What is asked:
Make an exact copy of the records, with the pictures left out.

(Extracted data entries)

▼

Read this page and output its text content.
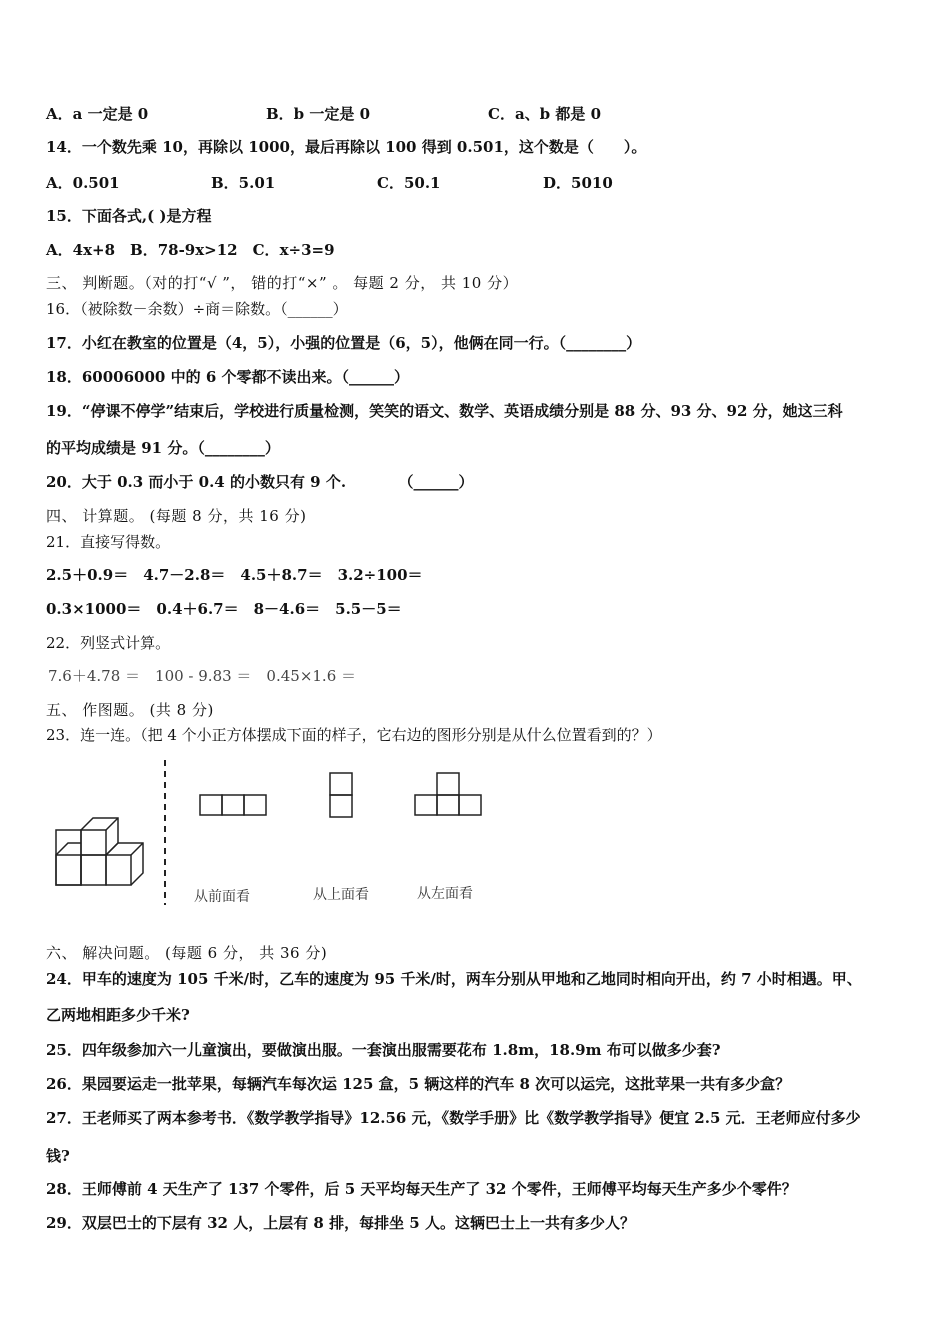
A．a 一定是 0	B．b 一定是 0	C．a、b 都是 0
14．一个数先乘 10，再除以 1000，最后再除以 100 得到 0.501，这个数是（　　）。
A．0.501	B．5.01	C．50.1	D．5010
15．下面各式,( )是方程
A．4x+8　B．78-9x>12　C．x÷3=9
三、 判断题。（对的打“√ ”， 错的打“×” 。 每题 2 分， 共 10 分）
16．（被除数－余数）÷商＝除数。（______）
17．小红在教室的位置是（4，5），小强的位置是（6，5），他俩在同一行。（________）
18．60006000 中的 6 个零都不读出来。（______）
19．“停课不停学”结束后，学校进行质量检测，笑笑的语文、数学、英语成绩分别是 88 分、93 分、92 分，她这三科
的平均成绩是 91 分。（________）
20．大于 0.3 而小于 0.4 的小数只有 9 个.　　　　（______）
四、 计算题。 (每题 8 分，共 16 分)
21．直接写得数。
2.5＋0.9＝　4.7－2.8＝　4.5＋8.7＝　3.2÷100＝
0.3×1000＝　0.4＋6.7＝　8－4.6＝　5.5－5＝
22．列竖式计算。
7.6＋4.78 ＝　100 - 9.83 ＝　0.45×1.6 ＝
五、 作图题。 (共 8 分)
23．连一连。（把 4 个小正方体摆成下面的样子，它右边的图形分别是从什么位置看到的？）
从前面看	从上面看	从左面看
六、 解决问题。 (每题 6 分， 共 36 分)
24．甲车的速度为 105 千米/时，乙车的速度为 95 千米/时，两车分别从甲地和乙地同时相向开出，约 7 小时相遇。甲、
乙两地相距多少千米?
25．四年级参加六一儿童演出，要做演出服。一套演出服需要花布 1.8m，18.9m 布可以做多少套?
26．果园要运走一批苹果，每辆汽车每次运 125 盒，5 辆这样的汽车 8 次可以运完，这批苹果一共有多少盒？
27．王老师买了两本参考书．《数学教学指导》12.56 元，《数学手册》比《数学教学指导》便宜 2.5 元．王老师应付多少
钱?
28．王师傅前 4 天生产了 137 个零件，后 5 天平均每天生产了 32 个零件，王师傅平均每天生产多少个零件？
29．双层巴士的下层有 32 人，上层有 8 排，每排坐 5 人。这辆巴士上一共有多少人？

▲

Exercise output:
Read this page and output its text content.
A．a 一定是 0	B．b 一定是 0	C．a、b 都是 0
14．一个数先乘 10，再除以 1000，最后再除以 100 得到 0.501，这个数是（　　）。
A．0.501	B．5.01	C．50.1	D．5010
15．下面各式,( )是方程
A．4x+8　B．78-9x>12　C．x÷3=9
三、 判断题。（对的打“√ ”， 错的打“×” 。 每题 2 分， 共 10 分）
16．（被除数－余数）÷商＝除数。（______）
17．小红在教室的位置是（4，5），小强的位置是（6，5），他俩在同一行。（________）
18．60006000 中的 6 个零都不读出来。（______）
19．“停课不停学”结束后，学校进行质量检测，笑笑的语文、数学、英语成绩分别是 88 分、93 分、92 分，她这三科
的平均成绩是 91 分。（________）
20．大于 0.3 而小于 0.4 的小数只有 9 个.　　　　（______）
四、 计算题。 (每题 8 分，共 16 分)
21．直接写得数。
2.5＋0.9＝　4.7－2.8＝　4.5＋8.7＝　3.2÷100＝
0.3×1000＝　0.4＋6.7＝　8－4.6＝　5.5－5＝
22．列竖式计算。
7.6＋4.78 ＝　100 - 9.83 ＝　0.45×1.6 ＝
五、 作图题。 (共 8 分)
23．连一连。（把 4 个小正方体摆成下面的样子，它右边的图形分别是从什么位置看到的？）
从前面看	从上面看	从左面看
六、 解决问题。 (每题 6 分， 共 36 分)
24．甲车的速度为 105 千米/时，乙车的速度为 95 千米/时，两车分别从甲地和乙地同时相向开出，约 7 小时相遇。甲、
乙两地相距多少千米?
25．四年级参加六一儿童演出，要做演出服。一套演出服需要花布 1.8m，18.9m 布可以做多少套?
26．果园要运走一批苹果，每辆汽车每次运 125 盒，5 辆这样的汽车 8 次可以运完，这批苹果一共有多少盒？
27．王老师买了两本参考书．《数学教学指导》12.56 元，《数学手册》比《数学教学指导》便宜 2.5 元．王老师应付多少
钱?
28．王师傅前 4 天生产了 137 个零件，后 5 天平均每天生产了 32 个零件，王师傅平均每天生产多少个零件？
29．双层巴士的下层有 32 人，上层有 8 排，每排坐 5 人。这辆巴士上一共有多少人？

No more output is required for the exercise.